Text:
Interest Rates: Everything you ever wanted to know Article Discussion



  • jamesd
    jamesd Posts: 26,103 Forumite
    Name Dropper First Post First Anniversary
    Sorry to hear that you fell victim to the "flat rate" misleading practice, where you get charged interest on the whole amount intially borrowed until the loan is fully paid off. You don't pay less interest and more capital over time with a flat rate loan. APR of 8.4% is fairly low for that type of loan if it's the real APR not the flat interest rate (APR may be twice the quoted flat rate).

    If the ombudsman side doesn't go well or perhaps anyway, you can seek a loan from your bank at a lower APR. If your mortgage lets you do it you could also consider asking for a further advance from that to do this at the mortgage interest rate, then pay the money off the mortgage.
  • Rose_Crow
    Rose_Crow Posts: 393 Forumite
    First Anniversary Combo Breaker
    Sorry guys, dozy question: How you work out the net AER on interest rates on savings (after tax has been deducted).

Exercise requirements:
1. In the interest rates forum thread, what do borrowers with a "flat rate" loan get charged interest on?
2. Translate this sentence from the interest rates forum thread into French: "You don't pay less interest and more capital over time with a flat rate loan."
3. Carry on the interest rates forum thread from its last post.

Extracted information:
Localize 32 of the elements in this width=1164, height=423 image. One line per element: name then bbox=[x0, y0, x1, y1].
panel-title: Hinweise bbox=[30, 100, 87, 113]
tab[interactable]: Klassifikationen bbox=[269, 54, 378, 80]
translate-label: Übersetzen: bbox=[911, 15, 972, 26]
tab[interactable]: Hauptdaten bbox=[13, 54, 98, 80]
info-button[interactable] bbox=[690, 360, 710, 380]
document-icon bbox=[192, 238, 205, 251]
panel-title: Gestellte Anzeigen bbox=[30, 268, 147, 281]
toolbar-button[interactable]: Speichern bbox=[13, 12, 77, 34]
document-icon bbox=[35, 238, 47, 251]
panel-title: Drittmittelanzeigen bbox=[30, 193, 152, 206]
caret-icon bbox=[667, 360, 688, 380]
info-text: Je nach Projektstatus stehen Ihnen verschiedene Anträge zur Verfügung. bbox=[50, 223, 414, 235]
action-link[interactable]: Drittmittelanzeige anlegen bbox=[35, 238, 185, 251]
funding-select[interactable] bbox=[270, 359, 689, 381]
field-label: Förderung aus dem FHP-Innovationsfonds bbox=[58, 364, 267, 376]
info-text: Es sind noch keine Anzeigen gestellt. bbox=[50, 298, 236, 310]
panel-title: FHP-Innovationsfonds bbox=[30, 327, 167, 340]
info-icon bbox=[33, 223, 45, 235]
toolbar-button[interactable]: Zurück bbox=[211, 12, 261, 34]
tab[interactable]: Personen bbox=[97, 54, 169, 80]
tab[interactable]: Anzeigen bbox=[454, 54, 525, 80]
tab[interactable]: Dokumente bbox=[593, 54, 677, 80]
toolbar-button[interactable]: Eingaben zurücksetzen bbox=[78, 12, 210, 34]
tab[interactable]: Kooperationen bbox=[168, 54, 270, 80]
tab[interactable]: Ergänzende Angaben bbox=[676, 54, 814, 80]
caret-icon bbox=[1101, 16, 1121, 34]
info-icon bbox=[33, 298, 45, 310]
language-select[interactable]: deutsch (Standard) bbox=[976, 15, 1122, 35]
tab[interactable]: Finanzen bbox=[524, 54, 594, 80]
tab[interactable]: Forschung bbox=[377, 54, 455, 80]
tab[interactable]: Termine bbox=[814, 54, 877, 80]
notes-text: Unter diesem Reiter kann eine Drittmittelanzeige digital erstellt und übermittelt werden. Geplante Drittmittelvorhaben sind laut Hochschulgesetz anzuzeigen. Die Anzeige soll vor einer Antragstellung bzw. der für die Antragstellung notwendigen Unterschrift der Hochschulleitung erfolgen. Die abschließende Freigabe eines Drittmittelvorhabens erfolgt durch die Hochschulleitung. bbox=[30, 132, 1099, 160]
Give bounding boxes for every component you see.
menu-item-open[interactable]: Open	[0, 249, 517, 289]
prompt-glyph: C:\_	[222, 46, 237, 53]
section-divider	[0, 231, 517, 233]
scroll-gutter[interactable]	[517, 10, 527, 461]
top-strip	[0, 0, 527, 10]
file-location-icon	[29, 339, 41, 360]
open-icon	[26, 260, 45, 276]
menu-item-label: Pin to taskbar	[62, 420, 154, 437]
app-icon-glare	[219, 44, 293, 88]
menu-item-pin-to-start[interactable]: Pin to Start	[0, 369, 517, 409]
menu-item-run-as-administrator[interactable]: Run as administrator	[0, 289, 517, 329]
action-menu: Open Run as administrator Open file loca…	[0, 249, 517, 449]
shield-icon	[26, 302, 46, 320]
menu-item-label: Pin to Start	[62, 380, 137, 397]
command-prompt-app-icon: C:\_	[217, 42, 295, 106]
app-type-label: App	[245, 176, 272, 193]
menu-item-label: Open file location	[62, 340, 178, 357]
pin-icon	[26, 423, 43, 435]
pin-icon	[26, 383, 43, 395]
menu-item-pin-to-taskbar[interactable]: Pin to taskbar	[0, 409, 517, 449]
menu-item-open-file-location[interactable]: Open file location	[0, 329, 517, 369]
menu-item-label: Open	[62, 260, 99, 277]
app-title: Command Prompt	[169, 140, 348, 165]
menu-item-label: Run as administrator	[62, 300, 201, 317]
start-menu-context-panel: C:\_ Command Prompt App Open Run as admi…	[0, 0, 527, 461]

Answers to the problems:
1. They are charged interest on the whole amount initially borrowed until the loan is fully paid off.

2. Avec un prêt à taux forfaitaire, vous ne payez pas moins d'intérêts et plus de capital au fil du temps.

3.
  • hmonkey
    I have a Virgin Mastercard with a balance of £3000 on it. It was on a 0% balance transfer but this expired.

    I am currently being charged 34.9% !!!!!!!!!!!!

    I have never missed a payment to them. They advertise their rate as being 15.9%.

    Am I being stupid as I don't understand why I'm being charged this ridiculous amount. Each month my payment is only covering the interest which is around £90


    Barclays £9990 Barclaycard £3000

    Tesco £2100 Post Office £1800

    Virgin £2800
  • pelham9
    Do not think that the APR will ever be the annual rate of interest that you pay on any type of credit. The APR hardly ever equates to the actual annual rate (AAR) you will be charged because

    1) the APR must express compulsory charges as well as the AAR

    2) even if there are no compulsory charges the APR rarely expresses the AAR because the APR is an APPROXIMATION of the AAR to one decimal place.

    Say the banks quote an APR of 15.9% they can charge 15.949% without changing the quoted APR and they will do this every time. I call this the APR scam. This doesn't make a lot of difference to the individual borrower e.g a £10000 loan over 5 years at 15.9% costs £7950 in interest but at 15.949% (which is an APR of 15.9%) the interest will be £7974.5 - an extra fiver a year. The banks make millions using this scam and if you challenge them thay will say 'but we have charged you the correct APR and the AAR = APR' which is a lie. Even the OFT will say this!!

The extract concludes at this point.